▶ _Requirements_
How many lines in these records hold the string "agrícolas"? Reply with the number alone.

▶ _Listed records_
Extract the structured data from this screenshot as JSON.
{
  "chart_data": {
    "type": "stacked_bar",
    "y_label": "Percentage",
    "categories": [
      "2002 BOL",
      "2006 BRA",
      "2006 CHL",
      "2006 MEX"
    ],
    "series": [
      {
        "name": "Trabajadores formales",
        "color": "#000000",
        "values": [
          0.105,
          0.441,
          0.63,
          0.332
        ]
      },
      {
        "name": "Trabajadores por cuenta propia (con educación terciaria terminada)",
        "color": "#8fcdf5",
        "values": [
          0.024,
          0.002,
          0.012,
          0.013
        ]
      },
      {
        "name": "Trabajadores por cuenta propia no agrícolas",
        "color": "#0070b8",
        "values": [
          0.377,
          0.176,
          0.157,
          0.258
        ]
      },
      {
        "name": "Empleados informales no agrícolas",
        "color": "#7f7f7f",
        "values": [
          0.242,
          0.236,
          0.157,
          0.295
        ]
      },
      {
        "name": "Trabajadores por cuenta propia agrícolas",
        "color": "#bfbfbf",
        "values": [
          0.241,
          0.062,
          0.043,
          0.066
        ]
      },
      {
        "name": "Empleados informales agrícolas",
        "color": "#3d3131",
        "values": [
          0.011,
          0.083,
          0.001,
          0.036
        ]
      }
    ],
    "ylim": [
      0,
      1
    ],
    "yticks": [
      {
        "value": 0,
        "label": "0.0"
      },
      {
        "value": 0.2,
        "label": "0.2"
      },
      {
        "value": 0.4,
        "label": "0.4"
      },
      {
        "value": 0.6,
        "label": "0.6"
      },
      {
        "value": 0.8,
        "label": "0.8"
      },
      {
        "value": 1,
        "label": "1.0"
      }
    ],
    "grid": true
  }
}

▶ _Solution for this exercise_
4